EXERCISE AIM
Check the listing below for lines that hold "frac". How many are there? Please give only the number.

....

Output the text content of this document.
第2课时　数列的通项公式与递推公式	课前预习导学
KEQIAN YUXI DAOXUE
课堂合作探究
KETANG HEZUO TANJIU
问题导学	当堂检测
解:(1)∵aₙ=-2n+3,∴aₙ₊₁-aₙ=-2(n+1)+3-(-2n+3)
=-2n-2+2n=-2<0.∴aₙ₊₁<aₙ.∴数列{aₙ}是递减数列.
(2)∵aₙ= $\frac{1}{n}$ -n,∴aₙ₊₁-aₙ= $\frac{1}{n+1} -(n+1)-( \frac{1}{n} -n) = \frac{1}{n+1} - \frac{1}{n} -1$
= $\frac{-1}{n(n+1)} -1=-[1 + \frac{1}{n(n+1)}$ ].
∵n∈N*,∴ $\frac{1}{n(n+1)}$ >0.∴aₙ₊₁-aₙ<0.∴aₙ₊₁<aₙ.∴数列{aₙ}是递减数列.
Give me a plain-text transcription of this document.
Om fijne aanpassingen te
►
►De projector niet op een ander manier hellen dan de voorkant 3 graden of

....

ANSWER TO THE PROBLEM
3